(What is expected): Set down all of the data that follows word for word, without the images.

═══

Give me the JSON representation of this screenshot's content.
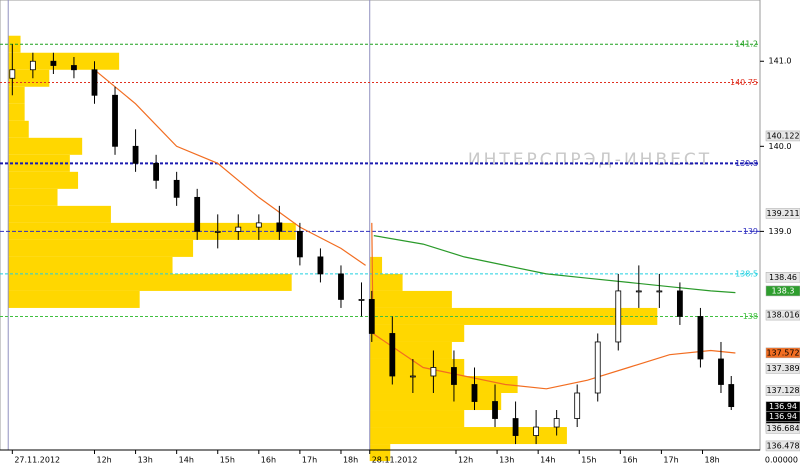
{
  "chart_data": {
    "type": "candlestick",
    "watermark": "ИНТЕРСПРЭД-ИНВЕСТ",
    "footer_label": "0.00000",
    "ylim": [
      136.43,
      141.72
    ],
    "yticks": [
      {
        "value": 141,
        "label": "141.0"
      },
      {
        "value": 140,
        "label": "140.0"
      },
      {
        "value": 139,
        "label": "139.0"
      }
    ],
    "xlim": [
      -0.3,
      18.2
    ],
    "xticks": [
      {
        "value": 0,
        "label": "27.11.2012"
      },
      {
        "value": 2,
        "label": "12h"
      },
      {
        "value": 3,
        "label": "13h"
      },
      {
        "value": 4,
        "label": "14h"
      },
      {
        "value": 5,
        "label": "15h"
      },
      {
        "value": 6,
        "label": "16h"
      },
      {
        "value": 7,
        "label": "17h"
      },
      {
        "value": 8,
        "label": "18h"
      },
      {
        "value": 8.7,
        "label": "28.11.2012"
      },
      {
        "value": 10.8,
        "label": "12h"
      },
      {
        "value": 11.8,
        "label": "13h"
      },
      {
        "value": 12.8,
        "label": "14h"
      },
      {
        "value": 13.8,
        "label": "15h"
      },
      {
        "value": 14.8,
        "label": "16h"
      },
      {
        "value": 15.8,
        "label": "17h"
      },
      {
        "value": 16.8,
        "label": "18h"
      }
    ],
    "separators": [
      -0.1,
      8.7
    ],
    "up_color": "#ffffff",
    "down_color": "#000000",
    "x": [
      0,
      0.5,
      1,
      1.5,
      2,
      2.5,
      3,
      3.5,
      4,
      4.5,
      5,
      5.5,
      6,
      6.5,
      7,
      7.5,
      8,
      8.5,
      8.75,
      9.25,
      9.75,
      10.25,
      10.75,
      11.25,
      11.75,
      12.25,
      12.75,
      13.25,
      13.75,
      14.25,
      14.75,
      15.25,
      15.75,
      16.25,
      16.75,
      17.25,
      17.5
    ],
    "open": [
      140.8,
      140.9,
      141.0,
      140.95,
      140.9,
      140.6,
      140.0,
      139.8,
      139.6,
      139.4,
      139.0,
      139.0,
      139.05,
      139.1,
      139.0,
      138.7,
      138.5,
      138.2,
      138.2,
      137.8,
      137.3,
      137.3,
      137.4,
      137.2,
      137.0,
      136.8,
      136.6,
      136.7,
      136.8,
      137.1,
      137.7,
      138.3,
      138.3,
      138.3,
      138.0,
      137.5,
      137.2
    ],
    "high": [
      141.2,
      141.1,
      141.1,
      141.05,
      141.0,
      140.7,
      140.2,
      139.9,
      139.7,
      139.5,
      139.2,
      139.2,
      139.2,
      139.3,
      139.1,
      138.8,
      138.6,
      138.4,
      138.3,
      138.0,
      137.5,
      137.6,
      137.6,
      137.4,
      137.2,
      137.0,
      136.9,
      136.9,
      137.2,
      137.8,
      138.5,
      138.6,
      138.5,
      138.4,
      138.1,
      137.7,
      137.3
    ],
    "low": [
      140.6,
      140.8,
      140.85,
      140.8,
      140.5,
      139.9,
      139.7,
      139.5,
      139.3,
      138.9,
      138.8,
      138.9,
      138.9,
      138.9,
      138.6,
      138.4,
      138.1,
      138.0,
      137.7,
      137.2,
      137.1,
      137.1,
      137.0,
      136.9,
      136.7,
      136.5,
      136.5,
      136.6,
      136.7,
      137.0,
      137.6,
      138.1,
      138.1,
      137.9,
      137.4,
      137.1,
      136.9
    ],
    "close": [
      140.9,
      141.0,
      140.95,
      140.9,
      140.6,
      140.0,
      139.8,
      139.6,
      139.4,
      139.0,
      139.0,
      139.05,
      139.1,
      139.0,
      138.7,
      138.5,
      138.2,
      138.2,
      137.8,
      137.3,
      137.3,
      137.4,
      137.2,
      137.0,
      136.8,
      136.6,
      136.7,
      136.8,
      137.1,
      137.7,
      138.3,
      138.3,
      138.3,
      138.0,
      137.5,
      137.2,
      136.94
    ],
    "lines": [
      {
        "color": "#f26d21",
        "x": [
          2,
          3,
          4,
          5,
          6,
          7,
          8,
          8.6,
          8.65,
          8.75,
          8.78,
          10,
          11,
          12,
          13,
          14,
          15,
          16,
          17,
          17.6
        ],
        "values": [
          140.9,
          140.5,
          140.0,
          139.8,
          139.4,
          139.05,
          138.8,
          138.6,
          null,
          139.1,
          137.8,
          137.4,
          137.3,
          137.2,
          137.15,
          137.25,
          137.4,
          137.55,
          137.6,
          137.57
        ]
      },
      {
        "color": "#2a9a2a",
        "x": [
          8.8,
          10,
          11,
          12,
          13,
          14,
          15,
          16,
          17,
          17.6
        ],
        "values": [
          138.95,
          138.85,
          138.7,
          138.6,
          138.5,
          138.45,
          138.4,
          138.35,
          138.3,
          138.28
        ]
      }
    ],
    "profile_color": "#ffd700",
    "profiles": [
      {
        "start": -0.1,
        "levels": [
          141.2,
          141.0,
          140.8,
          140.6,
          140.4,
          140.2,
          140.0,
          139.8,
          139.6,
          139.4,
          139.2,
          139.0,
          138.8,
          138.6,
          138.4,
          138.2
        ],
        "widths": [
          0.3,
          2.7,
          1.0,
          0.4,
          0.4,
          0.5,
          1.8,
          1.5,
          1.7,
          1.2,
          2.5,
          7.0,
          4.5,
          4.0,
          6.9,
          3.2
        ]
      },
      {
        "start": 8.7,
        "levels": [
          138.6,
          138.4,
          138.2,
          138.0,
          137.8,
          137.6,
          137.4,
          137.2,
          137.0,
          136.8,
          136.6,
          136.4
        ],
        "widths": [
          0.3,
          0.8,
          2.0,
          7.0,
          2.3,
          2.0,
          2.3,
          3.6,
          3.2,
          2.3,
          4.8,
          0.5
        ]
      }
    ],
    "levels": [
      {
        "value": 141.2,
        "color": "#1fa01f",
        "dash": "3,2"
      },
      {
        "value": 140.75,
        "color": "#e03020",
        "dash": "2,2"
      },
      {
        "value": 139.8,
        "color": "#1a1ab0",
        "dash": "3,2"
      },
      {
        "value": 139,
        "color": "#3030c0",
        "dash": "4,2"
      },
      {
        "value": 138.5,
        "color": "#20d0e0",
        "dash": "3,2"
      },
      {
        "value": 138,
        "color": "#40c040",
        "dash": "3,2"
      }
    ],
    "markers": [
      {
        "value": 140.122,
        "bg": "#e6e6e6",
        "fg": "#000000"
      },
      {
        "value": 139.211,
        "bg": "#e6e6e6",
        "fg": "#000000"
      },
      {
        "value": 138.46,
        "bg": "#e6e6e6",
        "fg": "#000000"
      },
      {
        "value": 138.3,
        "bg": "#2e9e2e",
        "fg": "#ffffff"
      },
      {
        "value": 138.016,
        "bg": "#e6e6e6",
        "fg": "#000000"
      },
      {
        "value": 137.572,
        "bg": "#f26d21",
        "fg": "#000000"
      },
      {
        "value": 137.389,
        "bg": "#e6e6e6",
        "fg": "#000000"
      },
      {
        "value": 137.128,
        "bg": "#e6e6e6",
        "fg": "#000000"
      },
      {
        "value": 136.94,
        "bg": "#000000",
        "fg": "#ffffff"
      },
      {
        "value": 136.94,
        "bg": "#000000",
        "fg": "#ffffff"
      },
      {
        "value": 136.94,
        "bg": "#000000",
        "fg": "#ffffff"
      },
      {
        "value": 136.684,
        "bg": "#e6e6e6",
        "fg": "#000000"
      },
      {
        "value": 136.478,
        "bg": "#e6e6e6",
        "fg": "#000000"
      }
    ]
  }
}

═══

(Written answer):
Give me the JSON representation of this screenshot's content.
{
  "chart_data": {
    "type": "candlestick",
    "watermark": "ИНТЕРСПРЭД-ИНВЕСТ",
    "footer_label": "0.00000",
    "ylim": [
      136.43,
      141.72
    ],
    "yticks": [
      {
        "value": 141,
        "label": "141.0"
      },
      {
        "value": 140,
        "label": "140.0"
      },
      {
        "value": 139,
        "label": "139.0"
      }
    ],
    "xlim": [
      -0.3,
      18.2
    ],
    "xticks": [
      {
        "value": 0,
        "label": "27.11.2012"
      },
      {
        "value": 2,
        "label": "12h"
      },
      {
        "value": 3,
        "label": "13h"
      },
      {
        "value": 4,
        "label": "14h"
      },
      {
        "value": 5,
        "label": "15h"
      },
      {
        "value": 6,
        "label": "16h"
      },
      {
        "value": 7,
        "label": "17h"
      },
      {
        "value": 8,
        "label": "18h"
      },
      {
        "value": 8.7,
        "label": "28.11.2012"
      },
      {
        "value": 10.8,
        "label": "12h"
      },
      {
        "value": 11.8,
        "label": "13h"
      },
      {
        "value": 12.8,
        "label": "14h"
      },
      {
        "value": 13.8,
        "label": "15h"
      },
      {
        "value": 14.8,
        "label": "16h"
      },
      {
        "value": 15.8,
        "label": "17h"
      },
      {
        "value": 16.8,
        "label": "18h"
      }
    ],
    "separators": [
      -0.1,
      8.7
    ],
    "up_color": "#ffffff",
    "down_color": "#000000",
    "x": [
      0,
      0.5,
      1,
      1.5,
      2,
      2.5,
      3,
      3.5,
      4,
      4.5,
      5,
      5.5,
      6,
      6.5,
      7,
      7.5,
      8,
      8.5,
      8.75,
      9.25,
      9.75,
      10.25,
      10.75,
      11.25,
      11.75,
      12.25,
      12.75,
      13.25,
      13.75,
      14.25,
      14.75,
      15.25,
      15.75,
      16.25,
      16.75,
      17.25,
      17.5
    ],
    "open": [
      140.8,
      140.9,
      141.0,
      140.95,
      140.9,
      140.6,
      140.0,
      139.8,
      139.6,
      139.4,
      139.0,
      139.0,
      139.05,
      139.1,
      139.0,
      138.7,
      138.5,
      138.2,
      138.2,
      137.8,
      137.3,
      137.3,
      137.4,
      137.2,
      137.0,
      136.8,
      136.6,
      136.7,
      136.8,
      137.1,
      137.7,
      138.3,
      138.3,
      138.3,
      138.0,
      137.5,
      137.2
    ],
    "high": [
      141.2,
      141.1,
      141.1,
      141.05,
      141.0,
      140.7,
      140.2,
      139.9,
      139.7,
      139.5,
      139.2,
      139.2,
      139.2,
      139.3,
      139.1,
      138.8,
      138.6,
      138.4,
      138.3,
      138.0,
      137.5,
      137.6,
      137.6,
      137.4,
      137.2,
      137.0,
      136.9,
      136.9,
      137.2,
      137.8,
      138.5,
      138.6,
      138.5,
      138.4,
      138.1,
      137.7,
      137.3
    ],
    "low": [
      140.6,
      140.8,
      140.85,
      140.8,
      140.5,
      139.9,
      139.7,
      139.5,
      139.3,
      138.9,
      138.8,
      138.9,
      138.9,
      138.9,
      138.6,
      138.4,
      138.1,
      138.0,
      137.7,
      137.2,
      137.1,
      137.1,
      137.0,
      136.9,
      136.7,
      136.5,
      136.5,
      136.6,
      136.7,
      137.0,
      137.6,
      138.1,
      138.1,
      137.9,
      137.4,
      137.1,
      136.9
    ],
    "close": [
      140.9,
      141.0,
      140.95,
      140.9,
      140.6,
      140.0,
      139.8,
      139.6,
      139.4,
      139.0,
      139.0,
      139.05,
      139.1,
      139.0,
      138.7,
      138.5,
      138.2,
      138.2,
      137.8,
      137.3,
      137.3,
      137.4,
      137.2,
      137.0,
      136.8,
      136.6,
      136.7,
      136.8,
      137.1,
      137.7,
      138.3,
      138.3,
      138.3,
      138.0,
      137.5,
      137.2,
      136.94
    ],
    "lines": [
      {
        "color": "#f26d21",
        "x": [
          2,
          3,
          4,
          5,
          6,
          7,
          8,
          8.6,
          8.65,
          8.75,
          8.78,
          10,
          11,
          12,
          13,
          14,
          15,
          16,
          17,
          17.6
        ],
        "values": [
          140.9,
          140.5,
          140.0,
          139.8,
          139.4,
          139.05,
          138.8,
          138.6,
          null,
          139.1,
          137.8,
          137.4,
          137.3,
          137.2,
          137.15,
          137.25,
          137.4,
          137.55,
          137.6,
          137.57
        ]
      },
      {
        "color": "#2a9a2a",
        "x": [
          8.8,
          10,
          11,
          12,
          13,
          14,
          15,
          16,
          17,
          17.6
        ],
        "values": [
          138.95,
          138.85,
          138.7,
          138.6,
          138.5,
          138.45,
          138.4,
          138.35,
          138.3,
          138.28
        ]
      }
    ],
    "profile_color": "#ffd700",
    "profiles": [
      {
        "start": -0.1,
        "levels": [
          141.2,
          141.0,
          140.8,
          140.6,
          140.4,
          140.2,
          140.0,
          139.8,
          139.6,
          139.4,
          139.2,
          139.0,
          138.8,
          138.6,
          138.4,
          138.2
        ],
        "widths": [
          0.3,
          2.7,
          1.0,
          0.4,
          0.4,
          0.5,
          1.8,
          1.5,
          1.7,
          1.2,
          2.5,
          7.0,
          4.5,
          4.0,
          6.9,
          3.2
        ]
      },
      {
        "start": 8.7,
        "levels": [
          138.6,
          138.4,
          138.2,
          138.0,
          137.8,
          137.6,
          137.4,
          137.2,
          137.0,
          136.8,
          136.6,
          136.4
        ],
        "widths": [
          0.3,
          0.8,
          2.0,
          7.0,
          2.3,
          2.0,
          2.3,
          3.6,
          3.2,
          2.3,
          4.8,
          0.5
        ]
      }
    ],
    "levels": [
      {
        "value": 141.2,
        "color": "#1fa01f",
        "dash": "3,2"
      },
      {
        "value": 140.75,
        "color": "#e03020",
        "dash": "2,2"
      },
      {
        "value": 139.8,
        "color": "#1a1ab0",
        "dash": "3,2"
      },
      {
        "value": 139,
        "color": "#3030c0",
        "dash": "4,2"
      },
      {
        "value": 138.5,
        "color": "#20d0e0",
        "dash": "3,2"
      },
      {
        "value": 138,
        "color": "#40c040",
        "dash": "3,2"
      }
    ],
    "markers": [
      {
        "value": 140.122,
        "bg": "#e6e6e6",
        "fg": "#000000"
      },
      {
        "value": 139.211,
        "bg": "#e6e6e6",
        "fg": "#000000"
      },
      {
        "value": 138.46,
        "bg": "#e6e6e6",
        "fg": "#000000"
      },
      {
        "value": 138.3,
        "bg": "#2e9e2e",
        "fg": "#ffffff"
      },
      {
        "value": 138.016,
        "bg": "#e6e6e6",
        "fg": "#000000"
      },
      {
        "value": 137.572,
        "bg": "#f26d21",
        "fg": "#000000"
      },
      {
        "value": 137.389,
        "bg": "#e6e6e6",
        "fg": "#000000"
      },
      {
        "value": 137.128,
        "bg": "#e6e6e6",
        "fg": "#000000"
      },
      {
        "value": 136.94,
        "bg": "#000000",
        "fg": "#ffffff"
      },
      {
        "value": 136.94,
        "bg": "#000000",
        "fg": "#ffffff"
      },
      {
        "value": 136.94,
        "bg": "#000000",
        "fg": "#ffffff"
      },
      {
        "value": 136.684,
        "bg": "#e6e6e6",
        "fg": "#000000"
      },
      {
        "value": 136.478,
        "bg": "#e6e6e6",
        "fg": "#000000"
      }
    ]
  }
}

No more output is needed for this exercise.